What to produce:
Transcribe all of the records word for word, but omit the pictures.

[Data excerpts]
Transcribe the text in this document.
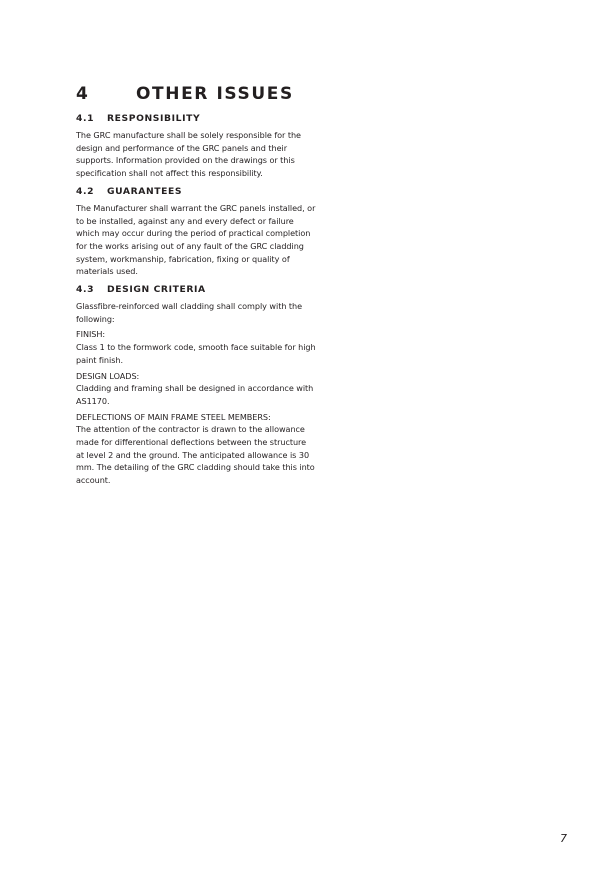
4	OTHER ISSUES
4.1	RESPONSIBILITY

The GRC manufacture shall be solely responsible for the design and performance of the GRC panels and their supports. Information provided on the drawings or this specification shall not affect this responsibility.

4.2	GUARANTEES

The Manufacturer shall warrant the GRC panels installed, or to be installed, against any and every defect or failure which may occur during the period of practical completion for the works arising out of any fault of the GRC cladding system, workmanship, fabrication, fixing or quality of materials used.

4.3	DESIGN CRITERIA

Glassfibre-reinforced wall cladding shall comply with the following:

FINISH:

Class 1 to the formwork code, smooth face suitable for high paint finish.

DESIGN LOADS:

Cladding and framing shall be designed in accordance with AS1170.

DEFLECTIONS OF MAIN FRAME STEEL MEMBERS:

The attention of the contractor is drawn to the allowance made for differentional deflections between the structure at level 2 and the ground. The anticipated allowance is 30 mm. The detailing of the GRC cladding should take this into account.

7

Finished answer:
Transcribe the text in this document.
4	OTHER ISSUES
4.1	RESPONSIBILITY

The GRC manufacture shall be solely responsible for the design and performance of the GRC panels and their supports. Information provided on the drawings or this specification shall not affect this responsibility.

4.2	GUARANTEES

The Manufacturer shall warrant the GRC panels installed, or to be installed, against any and every defect or failure which may occur during the period of practical completion for the works arising out of any fault of the GRC cladding system, workmanship, fabrication, fixing or quality of materials used.

4.3	DESIGN CRITERIA

Glassfibre-reinforced wall cladding shall comply with the following:

FINISH:

Class 1 to the formwork code, smooth face suitable for high paint finish.

DESIGN LOADS:

Cladding and framing shall be designed in accordance with AS1170.

DEFLECTIONS OF MAIN FRAME STEEL MEMBERS:

The attention of the contractor is drawn to the allowance made for differentional deflections between the structure at level 2 and the ground. The anticipated allowance is 30 mm. The detailing of the GRC cladding should take this into account.

7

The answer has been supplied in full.